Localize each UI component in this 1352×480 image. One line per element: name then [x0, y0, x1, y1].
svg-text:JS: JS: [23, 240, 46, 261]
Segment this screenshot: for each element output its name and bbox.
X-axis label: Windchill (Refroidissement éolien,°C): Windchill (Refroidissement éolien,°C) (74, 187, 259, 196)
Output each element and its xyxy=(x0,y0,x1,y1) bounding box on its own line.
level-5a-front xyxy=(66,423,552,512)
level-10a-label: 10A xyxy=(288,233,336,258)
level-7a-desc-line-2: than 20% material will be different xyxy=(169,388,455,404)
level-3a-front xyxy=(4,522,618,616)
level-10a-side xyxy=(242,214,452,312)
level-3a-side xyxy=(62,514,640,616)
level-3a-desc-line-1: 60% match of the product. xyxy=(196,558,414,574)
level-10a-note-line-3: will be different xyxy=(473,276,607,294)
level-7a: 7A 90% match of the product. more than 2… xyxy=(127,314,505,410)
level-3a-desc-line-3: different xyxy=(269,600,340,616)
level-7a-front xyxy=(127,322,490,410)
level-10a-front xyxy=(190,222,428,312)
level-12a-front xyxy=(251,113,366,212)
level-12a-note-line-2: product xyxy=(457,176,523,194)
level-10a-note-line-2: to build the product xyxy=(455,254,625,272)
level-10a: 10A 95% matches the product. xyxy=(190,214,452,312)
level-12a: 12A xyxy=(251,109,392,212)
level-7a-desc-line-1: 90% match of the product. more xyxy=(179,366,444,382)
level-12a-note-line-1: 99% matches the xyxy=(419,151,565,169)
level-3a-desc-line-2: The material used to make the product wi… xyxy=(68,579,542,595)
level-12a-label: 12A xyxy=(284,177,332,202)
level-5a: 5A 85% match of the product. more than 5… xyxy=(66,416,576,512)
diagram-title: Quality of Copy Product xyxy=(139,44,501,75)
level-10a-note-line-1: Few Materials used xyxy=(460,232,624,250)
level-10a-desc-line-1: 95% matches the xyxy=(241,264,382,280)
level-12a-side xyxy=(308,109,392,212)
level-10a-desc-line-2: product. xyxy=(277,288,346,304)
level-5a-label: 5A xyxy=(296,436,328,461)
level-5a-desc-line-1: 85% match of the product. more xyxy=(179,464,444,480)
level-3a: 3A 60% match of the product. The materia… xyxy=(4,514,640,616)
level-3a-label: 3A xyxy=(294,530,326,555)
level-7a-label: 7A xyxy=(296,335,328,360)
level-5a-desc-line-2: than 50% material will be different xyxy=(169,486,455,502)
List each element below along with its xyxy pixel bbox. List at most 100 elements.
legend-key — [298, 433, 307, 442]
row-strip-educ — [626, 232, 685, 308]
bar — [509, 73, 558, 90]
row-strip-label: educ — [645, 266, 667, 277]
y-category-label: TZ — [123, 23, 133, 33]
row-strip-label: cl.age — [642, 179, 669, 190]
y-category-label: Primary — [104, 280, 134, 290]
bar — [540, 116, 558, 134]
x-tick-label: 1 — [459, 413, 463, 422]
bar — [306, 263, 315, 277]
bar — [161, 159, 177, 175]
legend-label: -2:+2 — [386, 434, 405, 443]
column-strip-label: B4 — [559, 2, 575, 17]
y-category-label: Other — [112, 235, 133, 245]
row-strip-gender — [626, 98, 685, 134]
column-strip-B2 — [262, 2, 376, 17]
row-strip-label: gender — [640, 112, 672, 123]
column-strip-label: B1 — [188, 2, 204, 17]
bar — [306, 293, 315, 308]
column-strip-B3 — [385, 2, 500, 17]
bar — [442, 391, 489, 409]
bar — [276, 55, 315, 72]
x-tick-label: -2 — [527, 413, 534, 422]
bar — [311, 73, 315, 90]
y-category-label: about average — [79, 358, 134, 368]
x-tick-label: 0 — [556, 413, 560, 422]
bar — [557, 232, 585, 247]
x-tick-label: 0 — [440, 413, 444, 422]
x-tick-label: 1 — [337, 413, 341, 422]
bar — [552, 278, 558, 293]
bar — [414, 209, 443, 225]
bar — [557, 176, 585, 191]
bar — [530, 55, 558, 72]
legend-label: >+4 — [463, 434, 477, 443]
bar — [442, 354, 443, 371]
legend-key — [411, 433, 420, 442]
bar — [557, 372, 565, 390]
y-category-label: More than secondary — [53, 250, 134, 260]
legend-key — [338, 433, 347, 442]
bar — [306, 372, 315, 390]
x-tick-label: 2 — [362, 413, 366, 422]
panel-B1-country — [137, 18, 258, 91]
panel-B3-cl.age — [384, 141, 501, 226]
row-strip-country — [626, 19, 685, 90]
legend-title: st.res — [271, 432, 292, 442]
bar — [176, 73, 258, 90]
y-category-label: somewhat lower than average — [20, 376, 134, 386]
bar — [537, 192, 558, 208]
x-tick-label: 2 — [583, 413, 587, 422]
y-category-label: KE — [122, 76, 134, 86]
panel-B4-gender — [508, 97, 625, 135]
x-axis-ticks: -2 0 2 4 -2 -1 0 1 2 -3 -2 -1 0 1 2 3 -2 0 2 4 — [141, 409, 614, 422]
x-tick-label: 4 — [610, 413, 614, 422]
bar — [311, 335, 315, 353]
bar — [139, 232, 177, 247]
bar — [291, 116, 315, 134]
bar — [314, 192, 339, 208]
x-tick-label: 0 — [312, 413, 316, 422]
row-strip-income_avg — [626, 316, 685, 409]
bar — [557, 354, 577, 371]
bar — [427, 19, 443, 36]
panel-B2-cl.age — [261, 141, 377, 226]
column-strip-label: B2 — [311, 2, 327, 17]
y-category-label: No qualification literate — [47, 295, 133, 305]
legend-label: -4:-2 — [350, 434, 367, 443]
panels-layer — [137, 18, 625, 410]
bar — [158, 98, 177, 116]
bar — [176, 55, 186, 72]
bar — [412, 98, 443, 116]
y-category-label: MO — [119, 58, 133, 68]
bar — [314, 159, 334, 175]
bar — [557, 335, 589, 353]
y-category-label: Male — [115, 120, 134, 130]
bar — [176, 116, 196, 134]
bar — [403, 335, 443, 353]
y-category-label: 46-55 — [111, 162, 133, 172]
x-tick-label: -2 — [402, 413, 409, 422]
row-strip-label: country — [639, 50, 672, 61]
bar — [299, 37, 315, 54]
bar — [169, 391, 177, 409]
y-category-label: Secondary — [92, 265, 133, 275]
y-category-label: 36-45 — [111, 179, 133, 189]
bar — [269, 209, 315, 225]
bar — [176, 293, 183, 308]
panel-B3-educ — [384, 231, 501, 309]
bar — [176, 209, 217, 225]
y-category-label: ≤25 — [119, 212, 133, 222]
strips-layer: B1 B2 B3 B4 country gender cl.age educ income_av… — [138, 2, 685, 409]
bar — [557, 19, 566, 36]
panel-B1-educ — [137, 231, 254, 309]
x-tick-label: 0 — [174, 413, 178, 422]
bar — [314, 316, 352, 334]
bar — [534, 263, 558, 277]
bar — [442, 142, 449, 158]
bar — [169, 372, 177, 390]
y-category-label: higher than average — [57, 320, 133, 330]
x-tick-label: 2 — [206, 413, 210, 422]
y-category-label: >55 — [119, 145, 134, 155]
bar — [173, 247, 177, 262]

▶ EXERCISE PROMPT: Arrange the whole listing above as a Markdown table with the columns Row and Line. Give each line its row number, and leave out blank lines.

▶ WRITTEN REPLY:
| Row | Line |
|---|---|
| 1 | Localize each UI component in this 1352×480 image. One line per element: name then [x0, y0, x1, y1]. |
| 2 | svg-text:JS: JS: [23, 240, 46, 261] |
| 3 | Segment this screenshot: for each element output its name and bbox. |
| 4 | X-axis label: Windchill (Refroidissement éolien,°C): Windchill (Refroidissement éolien,°C) (74, 187, 259, 196) |
| 5 | Output each element and its xyxy=(x0,y0,x1,y1) bounding box on its own line. |
| 6 | level-5a-front xyxy=(66,423,552,512) |
| 7 | level-10a-label: 10A xyxy=(288,233,336,258) |
| 8 | level-7a-desc-line-2: than 20% material will be different xyxy=(169,388,455,404) |
| 9 | level-3a-front xyxy=(4,522,618,616) |
| 10 | level-10a-side xyxy=(242,214,452,312) |
| 11 | level-3a-side xyxy=(62,514,640,616) |
| 12 | level-3a-desc-line-1: 60% match of the product. xyxy=(196,558,414,574) |
| 13 | level-10a-note-line-3: will be different xyxy=(473,276,607,294) |
| 14 | level-7a: 7A 90% match of the product. more than 2… xyxy=(127,314,505,410) |
| 15 | level-3a-desc-line-3: different xyxy=(269,600,340,616) |
| 16 | level-7a-front xyxy=(127,322,490,410) |
| 17 | level-10a-front xyxy=(190,222,428,312) |
| 18 | level-12a-front xyxy=(251,113,366,212) |
| 19 | level-12a-note-line-2: product xyxy=(457,176,523,194) |
| 20 | level-10a-note-line-2: to build the product xyxy=(455,254,625,272) |
| 21 | level-10a: 10A 95% matches the product. xyxy=(190,214,452,312) |
| 22 | level-12a: 12A xyxy=(251,109,392,212) |
| 23 | level-7a-desc-line-1: 90% match of the product. more xyxy=(179,366,444,382) |
| 24 | level-12a-note-line-1: 99% matches the xyxy=(419,151,565,169) |
| 25 | level-3a-desc-line-2: The material used to make the product wi… xyxy=(68,579,542,595) |
| 26 | level-12a-label: 12A xyxy=(284,177,332,202) |
| 27 | level-5a: 5A 85% match of the product. more than 5… xyxy=(66,416,576,512) |
| 28 | diagram-title: Quality of Copy Product xyxy=(139,44,501,75) |
| 29 | level-10a-note-line-1: Few Materials used xyxy=(460,232,624,250) |
| 30 | level-10a-desc-line-1: 95% matches the xyxy=(241,264,382,280) |
| 31 | level-12a-side xyxy=(308,109,392,212) |
| 32 | level-10a-desc-line-2: product. xyxy=(277,288,346,304) |
| 33 | level-5a-label: 5A xyxy=(296,436,328,461) |
| 34 | level-5a-desc-line-1: 85% match of the product. more xyxy=(179,464,444,480) |
| 35 | level-3a: 3A 60% match of the product. The materia… xyxy=(4,514,640,616) |
| 36 | level-3a-label: 3A xyxy=(294,530,326,555) |
| 37 | level-7a-label: 7A xyxy=(296,335,328,360) |
| 38 | level-5a-desc-line-2: than 50% material will be different xyxy=(169,486,455,502) |
| 39 | List each element below along with its xyxy pixel bbox. List at most 100 elements. |
| 40 | legend-key — [298, 433, 307, 442] |
| 41 | row-strip-educ — [626, 232, 685, 308] |
| 42 | bar — [509, 73, 558, 90] |
| 43 | row-strip-label: educ — [645, 266, 667, 277] |
| 44 | y-category-label: TZ — [123, 23, 133, 33] |
| 45 | row-strip-label: cl.age — [642, 179, 669, 190] |
| 46 | y-category-label: Primary — [104, 280, 134, 290] |
| 47 | bar — [540, 116, 558, 134] |
| 48 | x-tick-label: 1 — [459, 413, 463, 422] |
| 49 | bar — [306, 263, 315, 277] |
| 50 | bar — [161, 159, 177, 175] |
| 51 | legend-label: -2:+2 — [386, 434, 405, 443] |
| 52 | column-strip-label: B4 — [559, 2, 575, 17] |
| 53 | y-category-label: Other — [112, 235, 133, 245] |
| 54 | row-strip-gender — [626, 98, 685, 134] |
| 55 | column-strip-B2 — [262, 2, 376, 17] |
| 56 | row-strip-label: gender — [640, 112, 672, 123] |
| 57 | column-strip-label: B1 — [188, 2, 204, 17] |
| 58 | bar — [306, 293, 315, 308] |
| 59 | column-strip-B3 — [385, 2, 500, 17] |
| 60 | bar — [442, 391, 489, 409] |
| 61 | bar — [276, 55, 315, 72] |
| 62 | x-tick-label: -2 — [527, 413, 534, 422] |
| 63 | bar — [311, 73, 315, 90] |
| 64 | y-category-label: about average — [79, 358, 134, 368] |
| 65 | x-tick-label: 0 — [556, 413, 560, 422] |
| 66 | bar — [557, 232, 585, 247] |
| 67 | x-tick-label: 0 — [440, 413, 444, 422] |
| 68 | x-tick-label: 1 — [337, 413, 341, 422] |
| 69 | bar — [552, 278, 558, 293] |
| 70 | bar — [414, 209, 443, 225] |
| 71 | bar — [557, 176, 585, 191] |
| 72 | bar — [530, 55, 558, 72] |
| 73 | legend-label: >+4 — [463, 434, 477, 443] |
| 74 | bar — [442, 354, 443, 371] |
| 75 | legend-key — [411, 433, 420, 442] |
| 76 | bar — [557, 372, 565, 390] |
| 77 | y-category-label: More than secondary — [53, 250, 134, 260] |
| 78 | legend-key — [338, 433, 347, 442] |
| 79 | bar — [306, 372, 315, 390] |
| 80 | x-tick-label: 2 — [362, 413, 366, 422] |
| 81 | panel-B1-country — [137, 18, 258, 91] |
| 82 | panel-B3-cl.age — [384, 141, 501, 226] |
| 83 | row-strip-country — [626, 19, 685, 90] |
| 84 | legend-title: st.res — [271, 432, 292, 442] |
| 85 | bar — [176, 73, 258, 90] |
| 86 | y-category-label: somewhat lower than average — [20, 376, 134, 386] |
| 87 | bar — [537, 192, 558, 208] |
| 88 | x-tick-label: 2 — [583, 413, 587, 422] |
| 89 | y-category-label: KE — [122, 76, 134, 86] |
| 90 | panel-B4-gender — [508, 97, 625, 135] |
| 91 | x-axis-ticks: -2 0 2 4 -2 -1 0 1 2 -3 -2 -1 0 1 2 3 -2 0 2 4 — [141, 409, 614, 422] |
| 92 | x-tick-label: 4 — [610, 413, 614, 422] |
| 93 | bar — [311, 335, 315, 353] |
| 94 | bar — [139, 232, 177, 247] |
| 95 | bar — [291, 116, 315, 134] |
| 96 | bar — [314, 192, 339, 208] |
| 97 | x-tick-label: 0 — [312, 413, 316, 422] |
| 98 | row-strip-income_avg — [626, 316, 685, 409] |
| 99 | bar — [557, 354, 577, 371] |
| 100 | bar — [427, 19, 443, 36] |
| 101 | panel-B2-cl.age — [261, 141, 377, 226] |
| 102 | column-strip-label: B2 — [311, 2, 327, 17] |
| 103 | y-category-label: No qualification literate — [47, 295, 133, 305] |
| 104 | legend-label: -4:-2 — [350, 434, 367, 443] |
| 105 | panels-layer — [137, 18, 625, 410] |
| 106 | bar — [158, 98, 177, 116] |
| 107 | bar — [176, 55, 186, 72] |
| 108 | bar — [412, 98, 443, 116] |
| 109 | y-category-label: MO — [119, 58, 133, 68] |
| 110 | bar — [314, 159, 334, 175] |
| 111 | bar — [557, 335, 589, 353] |
| 112 | y-category-label: Male — [115, 120, 134, 130] |
| 113 | bar — [176, 116, 196, 134] |
| 114 | bar — [403, 335, 443, 353] |
| 115 | y-category-label: 46-55 — [111, 162, 133, 172] |
| 116 | x-tick-label: -2 — [402, 413, 409, 422] |
| 117 | row-strip-label: country — [639, 50, 672, 61] |
| 118 | bar — [299, 37, 315, 54] |
| 119 | bar — [169, 391, 177, 409] |
| 120 | y-category-label: Secondary — [92, 265, 133, 275] |
| 121 | y-category-label: 36-45 — [111, 179, 133, 189] |
| 122 | bar — [269, 209, 315, 225] |
| 123 | bar — [176, 293, 183, 308] |
| 124 | panel-B3-educ — [384, 231, 501, 309] |
| 125 | bar — [176, 209, 217, 225] |
| 126 | y-category-label: ≤25 — [119, 212, 133, 222] |
| 127 | strips-layer: B1 B2 B3 B4 country gender cl.age educ income_av… — [138, 2, 685, 409] |
| 128 | bar — [557, 19, 566, 36] |
| 129 | panel-B1-educ — [137, 231, 254, 309] |
| 130 | x-tick-label: 0 — [174, 413, 178, 422] |
| 131 | bar — [314, 316, 352, 334] |
| 132 | bar — [534, 263, 558, 277] |
| 133 | bar — [442, 142, 449, 158] |
| 134 | bar — [169, 372, 177, 390] |
| 135 | y-category-label: higher than average — [57, 320, 133, 330] |
| 136 | x-tick-label: 2 — [206, 413, 210, 422] |
| 137 | y-category-label: >55 — [119, 145, 134, 155] |
| 138 | bar — [173, 247, 177, 262] |